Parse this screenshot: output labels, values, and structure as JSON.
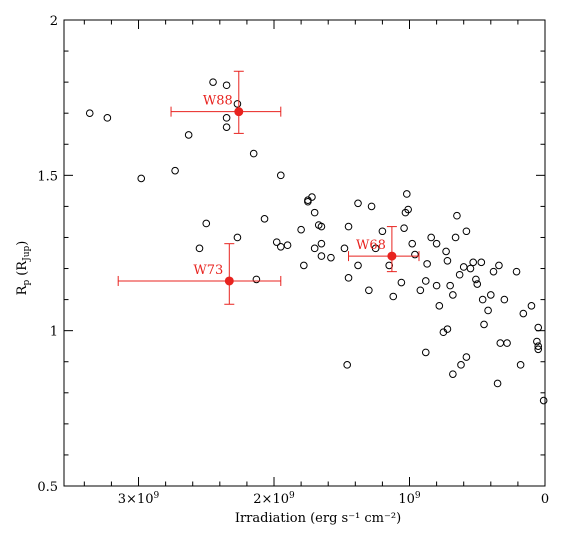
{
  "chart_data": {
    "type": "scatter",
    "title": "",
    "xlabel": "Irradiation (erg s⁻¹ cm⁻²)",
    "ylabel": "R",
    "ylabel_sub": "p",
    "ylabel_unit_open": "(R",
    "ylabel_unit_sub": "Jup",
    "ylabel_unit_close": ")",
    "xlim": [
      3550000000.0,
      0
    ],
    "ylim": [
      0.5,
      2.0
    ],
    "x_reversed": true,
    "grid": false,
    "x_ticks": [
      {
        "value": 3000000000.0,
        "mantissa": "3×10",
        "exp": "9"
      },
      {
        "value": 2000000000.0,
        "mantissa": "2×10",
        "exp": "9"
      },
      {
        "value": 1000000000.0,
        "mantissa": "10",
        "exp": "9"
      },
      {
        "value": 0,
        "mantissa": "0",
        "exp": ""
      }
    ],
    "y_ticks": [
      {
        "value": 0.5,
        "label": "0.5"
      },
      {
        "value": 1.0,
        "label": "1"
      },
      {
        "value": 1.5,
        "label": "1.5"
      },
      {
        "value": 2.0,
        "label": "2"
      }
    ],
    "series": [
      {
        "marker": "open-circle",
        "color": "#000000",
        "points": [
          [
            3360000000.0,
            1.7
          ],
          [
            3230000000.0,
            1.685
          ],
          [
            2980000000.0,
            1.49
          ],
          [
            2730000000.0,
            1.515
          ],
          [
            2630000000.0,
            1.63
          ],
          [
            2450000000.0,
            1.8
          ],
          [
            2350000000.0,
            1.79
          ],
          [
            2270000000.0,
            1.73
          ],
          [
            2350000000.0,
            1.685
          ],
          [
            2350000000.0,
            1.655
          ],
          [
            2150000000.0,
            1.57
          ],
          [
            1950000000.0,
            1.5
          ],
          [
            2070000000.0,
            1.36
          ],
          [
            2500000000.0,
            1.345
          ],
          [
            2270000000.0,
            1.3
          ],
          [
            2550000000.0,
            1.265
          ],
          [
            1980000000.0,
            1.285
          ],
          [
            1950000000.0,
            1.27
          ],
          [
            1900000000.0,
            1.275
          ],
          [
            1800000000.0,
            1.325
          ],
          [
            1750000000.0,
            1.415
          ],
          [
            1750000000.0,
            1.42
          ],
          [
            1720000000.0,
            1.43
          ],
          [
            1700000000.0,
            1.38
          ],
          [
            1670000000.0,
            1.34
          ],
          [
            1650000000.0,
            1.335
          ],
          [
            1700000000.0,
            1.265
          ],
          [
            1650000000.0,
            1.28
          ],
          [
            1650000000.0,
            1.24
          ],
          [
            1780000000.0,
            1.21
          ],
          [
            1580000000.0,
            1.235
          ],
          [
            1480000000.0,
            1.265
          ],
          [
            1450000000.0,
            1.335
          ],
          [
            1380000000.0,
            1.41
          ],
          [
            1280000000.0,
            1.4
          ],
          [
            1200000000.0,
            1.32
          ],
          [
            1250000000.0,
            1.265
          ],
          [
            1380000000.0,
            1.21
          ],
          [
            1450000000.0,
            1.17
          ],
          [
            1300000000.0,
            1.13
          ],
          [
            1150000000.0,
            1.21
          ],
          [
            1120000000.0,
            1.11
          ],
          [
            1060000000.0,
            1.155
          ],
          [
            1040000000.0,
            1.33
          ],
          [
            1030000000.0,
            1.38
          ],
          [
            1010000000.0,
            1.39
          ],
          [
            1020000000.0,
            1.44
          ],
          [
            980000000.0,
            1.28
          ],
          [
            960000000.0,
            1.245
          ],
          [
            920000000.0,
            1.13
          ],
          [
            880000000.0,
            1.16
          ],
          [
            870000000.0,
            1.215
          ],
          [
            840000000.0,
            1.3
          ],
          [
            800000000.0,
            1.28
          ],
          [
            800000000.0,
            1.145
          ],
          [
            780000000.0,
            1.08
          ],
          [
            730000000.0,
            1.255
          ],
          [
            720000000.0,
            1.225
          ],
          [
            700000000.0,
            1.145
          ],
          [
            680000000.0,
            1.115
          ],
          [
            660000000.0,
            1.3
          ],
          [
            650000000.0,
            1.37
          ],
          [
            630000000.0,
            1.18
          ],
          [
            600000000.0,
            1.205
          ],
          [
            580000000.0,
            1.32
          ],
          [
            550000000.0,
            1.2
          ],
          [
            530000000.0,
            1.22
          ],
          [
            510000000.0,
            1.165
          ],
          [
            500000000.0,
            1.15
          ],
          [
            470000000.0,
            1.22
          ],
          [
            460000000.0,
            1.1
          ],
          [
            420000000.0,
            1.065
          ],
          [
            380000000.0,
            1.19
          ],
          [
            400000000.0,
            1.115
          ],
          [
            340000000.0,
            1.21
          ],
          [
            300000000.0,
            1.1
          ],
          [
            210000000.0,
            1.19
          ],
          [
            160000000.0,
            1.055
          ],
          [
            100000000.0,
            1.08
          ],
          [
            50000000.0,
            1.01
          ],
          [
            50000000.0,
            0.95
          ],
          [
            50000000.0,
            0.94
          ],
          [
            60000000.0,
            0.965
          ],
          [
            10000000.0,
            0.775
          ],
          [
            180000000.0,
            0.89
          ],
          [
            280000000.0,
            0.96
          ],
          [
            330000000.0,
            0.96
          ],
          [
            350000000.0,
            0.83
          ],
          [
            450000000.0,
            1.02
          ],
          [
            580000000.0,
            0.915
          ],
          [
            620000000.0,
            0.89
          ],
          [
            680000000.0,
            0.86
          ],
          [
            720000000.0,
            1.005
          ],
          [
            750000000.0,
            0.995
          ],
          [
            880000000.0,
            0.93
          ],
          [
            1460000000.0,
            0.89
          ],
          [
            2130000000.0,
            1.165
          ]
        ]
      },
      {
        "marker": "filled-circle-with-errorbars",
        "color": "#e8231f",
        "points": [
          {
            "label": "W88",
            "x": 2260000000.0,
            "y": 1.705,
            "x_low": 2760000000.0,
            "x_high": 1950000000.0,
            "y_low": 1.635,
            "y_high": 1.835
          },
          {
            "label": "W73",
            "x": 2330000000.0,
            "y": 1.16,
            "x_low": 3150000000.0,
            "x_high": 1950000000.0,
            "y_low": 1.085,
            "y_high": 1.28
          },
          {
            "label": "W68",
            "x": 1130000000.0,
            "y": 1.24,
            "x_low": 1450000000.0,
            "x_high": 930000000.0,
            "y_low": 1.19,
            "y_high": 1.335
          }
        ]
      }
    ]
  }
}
.....
Written problem ->
Except for the pictures, print the data above exactly.

Result for this exercise ->
Parse this screenshot: output labels, values, and structure as JSON.
{
  "chart_data": {
    "type": "scatter",
    "title": "",
    "xlabel": "Irradiation (erg s⁻¹ cm⁻²)",
    "ylabel": "R",
    "ylabel_sub": "p",
    "ylabel_unit_open": "(R",
    "ylabel_unit_sub": "Jup",
    "ylabel_unit_close": ")",
    "xlim": [
      3550000000.0,
      0
    ],
    "ylim": [
      0.5,
      2.0
    ],
    "x_reversed": true,
    "grid": false,
    "x_ticks": [
      {
        "value": 3000000000.0,
        "mantissa": "3×10",
        "exp": "9"
      },
      {
        "value": 2000000000.0,
        "mantissa": "2×10",
        "exp": "9"
      },
      {
        "value": 1000000000.0,
        "mantissa": "10",
        "exp": "9"
      },
      {
        "value": 0,
        "mantissa": "0",
        "exp": ""
      }
    ],
    "y_ticks": [
      {
        "value": 0.5,
        "label": "0.5"
      },
      {
        "value": 1.0,
        "label": "1"
      },
      {
        "value": 1.5,
        "label": "1.5"
      },
      {
        "value": 2.0,
        "label": "2"
      }
    ],
    "series": [
      {
        "marker": "open-circle",
        "color": "#000000",
        "points": [
          [
            3360000000.0,
            1.7
          ],
          [
            3230000000.0,
            1.685
          ],
          [
            2980000000.0,
            1.49
          ],
          [
            2730000000.0,
            1.515
          ],
          [
            2630000000.0,
            1.63
          ],
          [
            2450000000.0,
            1.8
          ],
          [
            2350000000.0,
            1.79
          ],
          [
            2270000000.0,
            1.73
          ],
          [
            2350000000.0,
            1.685
          ],
          [
            2350000000.0,
            1.655
          ],
          [
            2150000000.0,
            1.57
          ],
          [
            1950000000.0,
            1.5
          ],
          [
            2070000000.0,
            1.36
          ],
          [
            2500000000.0,
            1.345
          ],
          [
            2270000000.0,
            1.3
          ],
          [
            2550000000.0,
            1.265
          ],
          [
            1980000000.0,
            1.285
          ],
          [
            1950000000.0,
            1.27
          ],
          [
            1900000000.0,
            1.275
          ],
          [
            1800000000.0,
            1.325
          ],
          [
            1750000000.0,
            1.415
          ],
          [
            1750000000.0,
            1.42
          ],
          [
            1720000000.0,
            1.43
          ],
          [
            1700000000.0,
            1.38
          ],
          [
            1670000000.0,
            1.34
          ],
          [
            1650000000.0,
            1.335
          ],
          [
            1700000000.0,
            1.265
          ],
          [
            1650000000.0,
            1.28
          ],
          [
            1650000000.0,
            1.24
          ],
          [
            1780000000.0,
            1.21
          ],
          [
            1580000000.0,
            1.235
          ],
          [
            1480000000.0,
            1.265
          ],
          [
            1450000000.0,
            1.335
          ],
          [
            1380000000.0,
            1.41
          ],
          [
            1280000000.0,
            1.4
          ],
          [
            1200000000.0,
            1.32
          ],
          [
            1250000000.0,
            1.265
          ],
          [
            1380000000.0,
            1.21
          ],
          [
            1450000000.0,
            1.17
          ],
          [
            1300000000.0,
            1.13
          ],
          [
            1150000000.0,
            1.21
          ],
          [
            1120000000.0,
            1.11
          ],
          [
            1060000000.0,
            1.155
          ],
          [
            1040000000.0,
            1.33
          ],
          [
            1030000000.0,
            1.38
          ],
          [
            1010000000.0,
            1.39
          ],
          [
            1020000000.0,
            1.44
          ],
          [
            980000000.0,
            1.28
          ],
          [
            960000000.0,
            1.245
          ],
          [
            920000000.0,
            1.13
          ],
          [
            880000000.0,
            1.16
          ],
          [
            870000000.0,
            1.215
          ],
          [
            840000000.0,
            1.3
          ],
          [
            800000000.0,
            1.28
          ],
          [
            800000000.0,
            1.145
          ],
          [
            780000000.0,
            1.08
          ],
          [
            730000000.0,
            1.255
          ],
          [
            720000000.0,
            1.225
          ],
          [
            700000000.0,
            1.145
          ],
          [
            680000000.0,
            1.115
          ],
          [
            660000000.0,
            1.3
          ],
          [
            650000000.0,
            1.37
          ],
          [
            630000000.0,
            1.18
          ],
          [
            600000000.0,
            1.205
          ],
          [
            580000000.0,
            1.32
          ],
          [
            550000000.0,
            1.2
          ],
          [
            530000000.0,
            1.22
          ],
          [
            510000000.0,
            1.165
          ],
          [
            500000000.0,
            1.15
          ],
          [
            470000000.0,
            1.22
          ],
          [
            460000000.0,
            1.1
          ],
          [
            420000000.0,
            1.065
          ],
          [
            380000000.0,
            1.19
          ],
          [
            400000000.0,
            1.115
          ],
          [
            340000000.0,
            1.21
          ],
          [
            300000000.0,
            1.1
          ],
          [
            210000000.0,
            1.19
          ],
          [
            160000000.0,
            1.055
          ],
          [
            100000000.0,
            1.08
          ],
          [
            50000000.0,
            1.01
          ],
          [
            50000000.0,
            0.95
          ],
          [
            50000000.0,
            0.94
          ],
          [
            60000000.0,
            0.965
          ],
          [
            10000000.0,
            0.775
          ],
          [
            180000000.0,
            0.89
          ],
          [
            280000000.0,
            0.96
          ],
          [
            330000000.0,
            0.96
          ],
          [
            350000000.0,
            0.83
          ],
          [
            450000000.0,
            1.02
          ],
          [
            580000000.0,
            0.915
          ],
          [
            620000000.0,
            0.89
          ],
          [
            680000000.0,
            0.86
          ],
          [
            720000000.0,
            1.005
          ],
          [
            750000000.0,
            0.995
          ],
          [
            880000000.0,
            0.93
          ],
          [
            1460000000.0,
            0.89
          ],
          [
            2130000000.0,
            1.165
          ]
        ]
      },
      {
        "marker": "filled-circle-with-errorbars",
        "color": "#e8231f",
        "points": [
          {
            "label": "W88",
            "x": 2260000000.0,
            "y": 1.705,
            "x_low": 2760000000.0,
            "x_high": 1950000000.0,
            "y_low": 1.635,
            "y_high": 1.835
          },
          {
            "label": "W73",
            "x": 2330000000.0,
            "y": 1.16,
            "x_low": 3150000000.0,
            "x_high": 1950000000.0,
            "y_low": 1.085,
            "y_high": 1.28
          },
          {
            "label": "W68",
            "x": 1130000000.0,
            "y": 1.24,
            "x_low": 1450000000.0,
            "x_high": 930000000.0,
            "y_low": 1.19,
            "y_high": 1.335
          }
        ]
      }
    ]
  }
}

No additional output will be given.